(GIVEN EXERCISE): Would you transcribe the whole listing exactly, minus its pictures?

(SUPPLIED ENTRIES):
*****

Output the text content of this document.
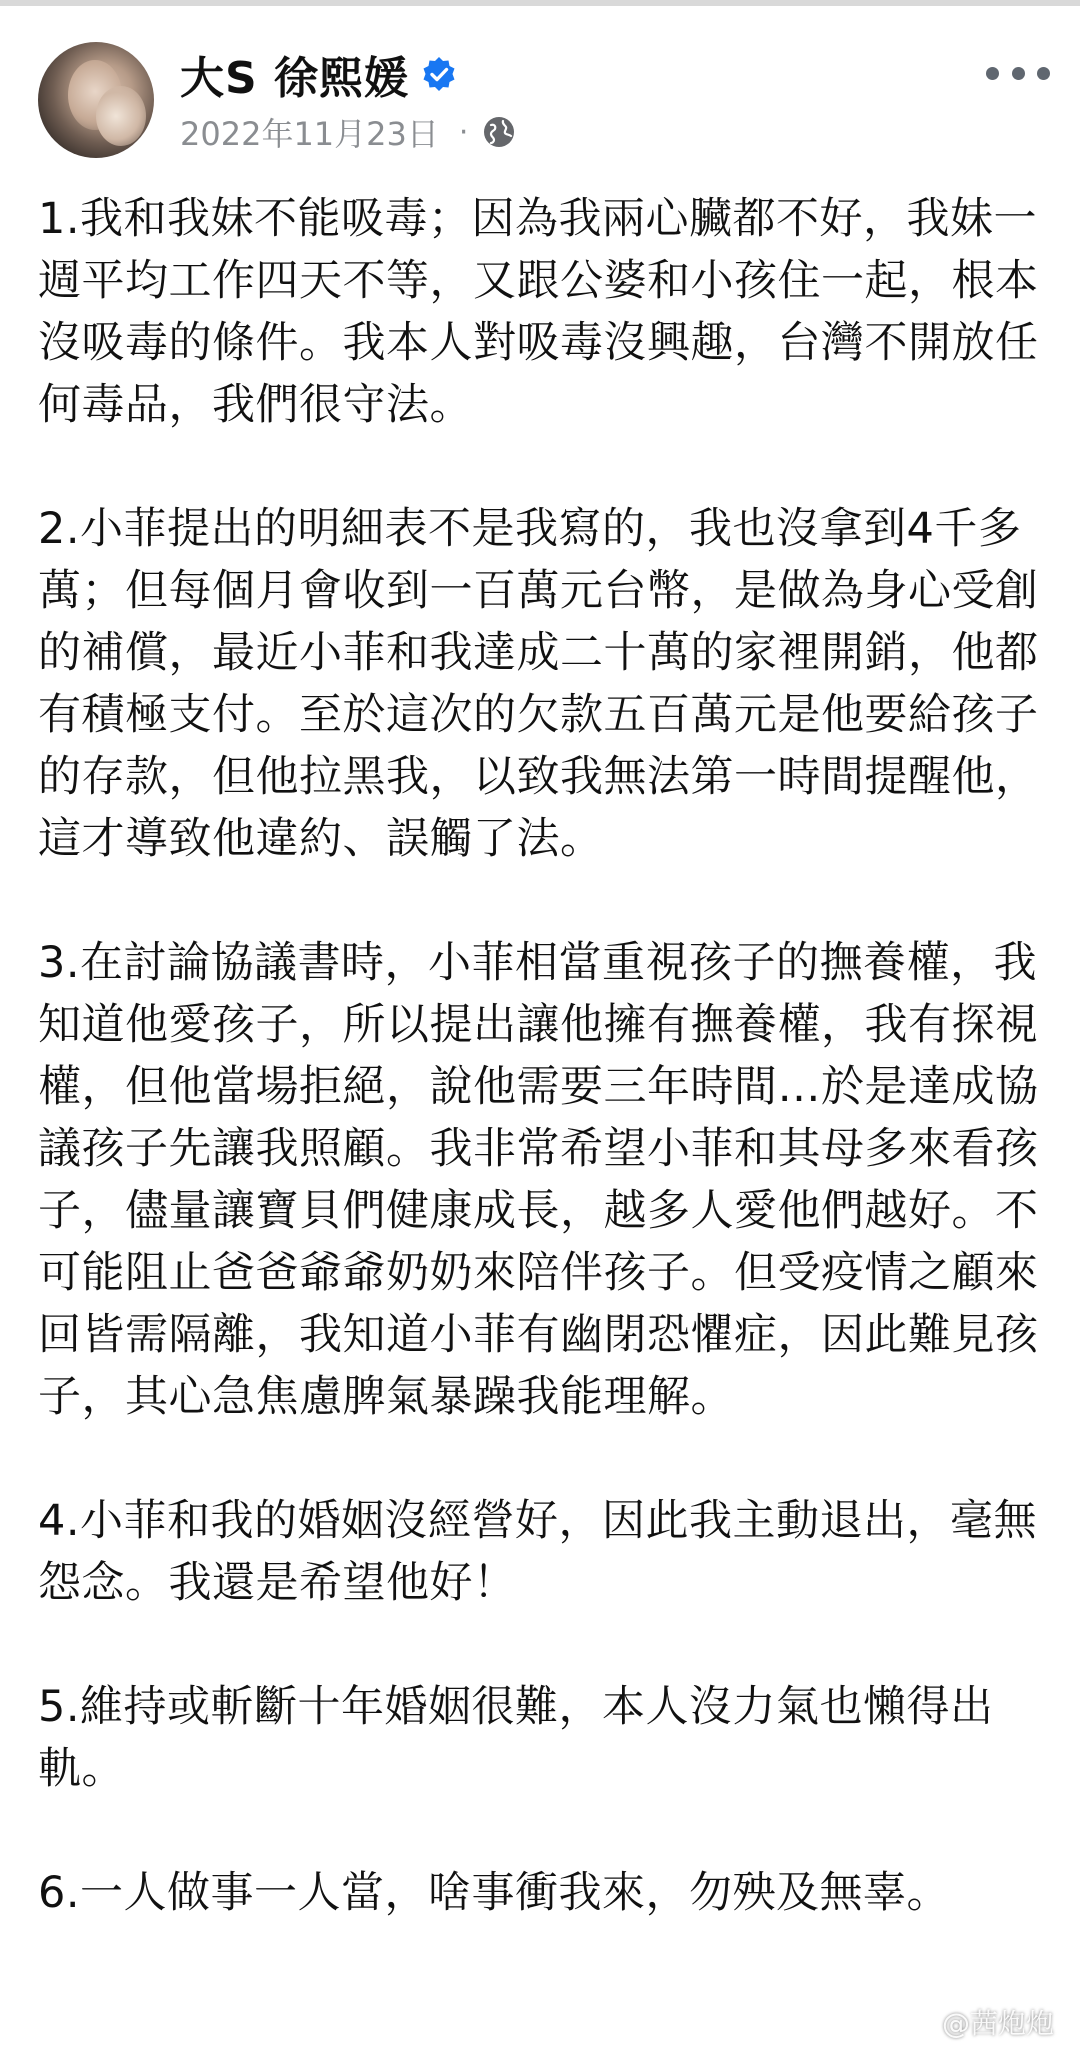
大S 徐熙媛
2022年11月23日 ·

1.我和我妹不能吸毒；因為我兩心臟都不好，我妹一週平均工作四天不等，又跟公婆和小孩住一起，根本沒吸毒的條件。我本人對吸毒沒興趣，台灣不開放任何毒品，我們很守法。

2.小菲提出的明細表不是我寫的，我也沒拿到4千多萬；但每個月會收到一百萬元台幣，是做為身心受創的補償，最近小菲和我達成二十萬的家裡開銷，他都有積極支付。至於這次的欠款五百萬元是他要給孩子的存款，但他拉黑我，以致我無法第一時間提醒他，這才導致他違約、誤觸了法。

3.在討論協議書時，小菲相當重視孩子的撫養權，我知道他愛孩子，所以提出讓他擁有撫養權，我有探視權，但他當場拒絕，說他需要三年時間…於是達成協議孩子先讓我照顧。我非常希望小菲和其母多來看孩子，儘量讓寶貝們健康成長，越多人愛他們越好。不可能阻止爸爸爺爺奶奶來陪伴孩子。但受疫情之顧來回皆需隔離，我知道小菲有幽閉恐懼症，因此難見孩子，其心急焦慮脾氣暴躁我能理解。

4.小菲和我的婚姻沒經營好，因此我主動退出，毫無怨念。我還是希望他好！

5.維持或斬斷十年婚姻很難，本人沒力氣也懶得出軌。

6.一人做事一人當，啥事衝我來，勿殃及無辜。

@茜炮炮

*****

(THE COMPLETED TASK):
Output the text content of this document.
大S 徐熙媛
2022年11月23日 ·

1.我和我妹不能吸毒；因為我兩心臟都不好，我妹一週平均工作四天不等，又跟公婆和小孩住一起，根本沒吸毒的條件。我本人對吸毒沒興趣，台灣不開放任何毒品，我們很守法。

2.小菲提出的明細表不是我寫的，我也沒拿到4千多萬；但每個月會收到一百萬元台幣，是做為身心受創的補償，最近小菲和我達成二十萬的家裡開銷，他都有積極支付。至於這次的欠款五百萬元是他要給孩子的存款，但他拉黑我，以致我無法第一時間提醒他，這才導致他違約、誤觸了法。

3.在討論協議書時，小菲相當重視孩子的撫養權，我知道他愛孩子，所以提出讓他擁有撫養權，我有探視權，但他當場拒絕，說他需要三年時間…於是達成協議孩子先讓我照顧。我非常希望小菲和其母多來看孩子，儘量讓寶貝們健康成長，越多人愛他們越好。不可能阻止爸爸爺爺奶奶來陪伴孩子。但受疫情之顧來回皆需隔離，我知道小菲有幽閉恐懼症，因此難見孩子，其心急焦慮脾氣暴躁我能理解。

4.小菲和我的婚姻沒經營好，因此我主動退出，毫無怨念。我還是希望他好！

5.維持或斬斷十年婚姻很難，本人沒力氣也懶得出軌。

6.一人做事一人當，啥事衝我來，勿殃及無辜。

@茜炮炮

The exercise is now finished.